**The request**. Write out all of the data exactly as it appears.

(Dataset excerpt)
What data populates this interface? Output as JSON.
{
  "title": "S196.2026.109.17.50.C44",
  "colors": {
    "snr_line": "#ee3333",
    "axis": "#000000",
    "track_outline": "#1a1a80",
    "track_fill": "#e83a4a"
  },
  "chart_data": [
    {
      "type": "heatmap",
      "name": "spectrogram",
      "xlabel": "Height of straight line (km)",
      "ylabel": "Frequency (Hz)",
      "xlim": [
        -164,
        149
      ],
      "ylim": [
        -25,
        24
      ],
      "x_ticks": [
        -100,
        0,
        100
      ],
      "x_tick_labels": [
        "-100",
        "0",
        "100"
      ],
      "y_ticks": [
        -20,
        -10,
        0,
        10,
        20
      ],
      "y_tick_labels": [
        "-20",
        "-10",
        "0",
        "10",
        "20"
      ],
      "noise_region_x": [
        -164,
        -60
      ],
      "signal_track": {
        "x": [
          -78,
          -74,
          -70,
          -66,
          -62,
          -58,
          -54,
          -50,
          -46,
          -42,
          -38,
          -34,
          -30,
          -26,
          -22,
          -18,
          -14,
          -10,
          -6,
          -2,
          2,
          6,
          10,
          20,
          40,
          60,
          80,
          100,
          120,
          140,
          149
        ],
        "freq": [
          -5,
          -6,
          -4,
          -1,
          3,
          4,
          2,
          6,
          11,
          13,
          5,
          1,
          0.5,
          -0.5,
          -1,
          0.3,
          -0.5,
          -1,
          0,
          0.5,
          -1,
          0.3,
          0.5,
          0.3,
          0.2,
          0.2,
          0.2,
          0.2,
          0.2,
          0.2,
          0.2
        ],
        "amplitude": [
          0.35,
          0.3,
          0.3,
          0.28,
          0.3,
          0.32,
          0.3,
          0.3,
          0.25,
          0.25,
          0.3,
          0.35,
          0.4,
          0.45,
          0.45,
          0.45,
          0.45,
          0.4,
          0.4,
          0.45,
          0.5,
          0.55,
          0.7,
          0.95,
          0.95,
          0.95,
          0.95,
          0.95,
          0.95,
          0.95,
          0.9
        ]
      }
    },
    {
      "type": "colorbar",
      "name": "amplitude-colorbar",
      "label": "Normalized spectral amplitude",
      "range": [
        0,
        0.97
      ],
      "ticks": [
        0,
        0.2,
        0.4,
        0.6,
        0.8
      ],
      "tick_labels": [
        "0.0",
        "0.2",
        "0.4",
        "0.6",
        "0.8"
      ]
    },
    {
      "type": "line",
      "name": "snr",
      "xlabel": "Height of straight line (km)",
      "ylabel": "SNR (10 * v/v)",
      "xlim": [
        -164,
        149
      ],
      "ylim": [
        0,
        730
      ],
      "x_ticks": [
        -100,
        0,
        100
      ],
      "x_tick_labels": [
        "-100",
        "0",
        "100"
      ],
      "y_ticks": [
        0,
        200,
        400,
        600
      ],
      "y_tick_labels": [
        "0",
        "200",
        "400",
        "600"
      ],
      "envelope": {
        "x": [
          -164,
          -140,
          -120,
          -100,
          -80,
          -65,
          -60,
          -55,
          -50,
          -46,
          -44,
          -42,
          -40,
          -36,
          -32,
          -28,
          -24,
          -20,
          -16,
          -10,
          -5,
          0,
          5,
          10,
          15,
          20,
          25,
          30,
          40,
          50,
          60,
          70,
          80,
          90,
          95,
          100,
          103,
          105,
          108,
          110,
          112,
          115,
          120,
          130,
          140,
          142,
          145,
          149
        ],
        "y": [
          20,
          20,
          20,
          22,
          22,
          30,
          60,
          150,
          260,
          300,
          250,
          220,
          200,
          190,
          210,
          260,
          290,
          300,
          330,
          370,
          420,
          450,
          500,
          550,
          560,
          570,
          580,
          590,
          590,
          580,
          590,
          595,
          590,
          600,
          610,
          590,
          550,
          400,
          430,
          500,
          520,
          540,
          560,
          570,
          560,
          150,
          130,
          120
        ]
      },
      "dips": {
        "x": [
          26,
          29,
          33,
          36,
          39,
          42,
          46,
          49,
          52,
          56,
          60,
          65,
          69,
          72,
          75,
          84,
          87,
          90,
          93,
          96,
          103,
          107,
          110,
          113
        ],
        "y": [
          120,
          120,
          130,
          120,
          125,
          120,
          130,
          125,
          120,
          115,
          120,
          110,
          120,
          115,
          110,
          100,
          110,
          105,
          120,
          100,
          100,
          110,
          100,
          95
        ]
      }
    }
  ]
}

**Answer to this problem**.
What data populates this interface? Output as JSON.
{
  "title": "S196.2026.109.17.50.C44",
  "colors": {
    "snr_line": "#ee3333",
    "axis": "#000000",
    "track_outline": "#1a1a80",
    "track_fill": "#e83a4a"
  },
  "chart_data": [
    {
      "type": "heatmap",
      "name": "spectrogram",
      "xlabel": "Height of straight line (km)",
      "ylabel": "Frequency (Hz)",
      "xlim": [
        -164,
        149
      ],
      "ylim": [
        -25,
        24
      ],
      "x_ticks": [
        -100,
        0,
        100
      ],
      "x_tick_labels": [
        "-100",
        "0",
        "100"
      ],
      "y_ticks": [
        -20,
        -10,
        0,
        10,
        20
      ],
      "y_tick_labels": [
        "-20",
        "-10",
        "0",
        "10",
        "20"
      ],
      "noise_region_x": [
        -164,
        -60
      ],
      "signal_track": {
        "x": [
          -78,
          -74,
          -70,
          -66,
          -62,
          -58,
          -54,
          -50,
          -46,
          -42,
          -38,
          -34,
          -30,
          -26,
          -22,
          -18,
          -14,
          -10,
          -6,
          -2,
          2,
          6,
          10,
          20,
          40,
          60,
          80,
          100,
          120,
          140,
          149
        ],
        "freq": [
          -5,
          -6,
          -4,
          -1,
          3,
          4,
          2,
          6,
          11,
          13,
          5,
          1,
          0.5,
          -0.5,
          -1,
          0.3,
          -0.5,
          -1,
          0,
          0.5,
          -1,
          0.3,
          0.5,
          0.3,
          0.2,
          0.2,
          0.2,
          0.2,
          0.2,
          0.2,
          0.2
        ],
        "amplitude": [
          0.35,
          0.3,
          0.3,
          0.28,
          0.3,
          0.32,
          0.3,
          0.3,
          0.25,
          0.25,
          0.3,
          0.35,
          0.4,
          0.45,
          0.45,
          0.45,
          0.45,
          0.4,
          0.4,
          0.45,
          0.5,
          0.55,
          0.7,
          0.95,
          0.95,
          0.95,
          0.95,
          0.95,
          0.95,
          0.95,
          0.9
        ]
      }
    },
    {
      "type": "colorbar",
      "name": "amplitude-colorbar",
      "label": "Normalized spectral amplitude",
      "range": [
        0,
        0.97
      ],
      "ticks": [
        0,
        0.2,
        0.4,
        0.6,
        0.8
      ],
      "tick_labels": [
        "0.0",
        "0.2",
        "0.4",
        "0.6",
        "0.8"
      ]
    },
    {
      "type": "line",
      "name": "snr",
      "xlabel": "Height of straight line (km)",
      "ylabel": "SNR (10 * v/v)",
      "xlim": [
        -164,
        149
      ],
      "ylim": [
        0,
        730
      ],
      "x_ticks": [
        -100,
        0,
        100
      ],
      "x_tick_labels": [
        "-100",
        "0",
        "100"
      ],
      "y_ticks": [
        0,
        200,
        400,
        600
      ],
      "y_tick_labels": [
        "0",
        "200",
        "400",
        "600"
      ],
      "envelope": {
        "x": [
          -164,
          -140,
          -120,
          -100,
          -80,
          -65,
          -60,
          -55,
          -50,
          -46,
          -44,
          -42,
          -40,
          -36,
          -32,
          -28,
          -24,
          -20,
          -16,
          -10,
          -5,
          0,
          5,
          10,
          15,
          20,
          25,
          30,
          40,
          50,
          60,
          70,
          80,
          90,
          95,
          100,
          103,
          105,
          108,
          110,
          112,
          115,
          120,
          130,
          140,
          142,
          145,
          149
        ],
        "y": [
          20,
          20,
          20,
          22,
          22,
          30,
          60,
          150,
          260,
          300,
          250,
          220,
          200,
          190,
          210,
          260,
          290,
          300,
          330,
          370,
          420,
          450,
          500,
          550,
          560,
          570,
          580,
          590,
          590,
          580,
          590,
          595,
          590,
          600,
          610,
          590,
          550,
          400,
          430,
          500,
          520,
          540,
          560,
          570,
          560,
          150,
          130,
          120
        ]
      },
      "dips": {
        "x": [
          26,
          29,
          33,
          36,
          39,
          42,
          46,
          49,
          52,
          56,
          60,
          65,
          69,
          72,
          75,
          84,
          87,
          90,
          93,
          96,
          103,
          107,
          110,
          113
        ],
        "y": [
          120,
          120,
          130,
          120,
          125,
          120,
          130,
          125,
          120,
          115,
          120,
          110,
          120,
          115,
          110,
          100,
          110,
          105,
          120,
          100,
          100,
          110,
          100,
          95
        ]
      }
    }
  ]
}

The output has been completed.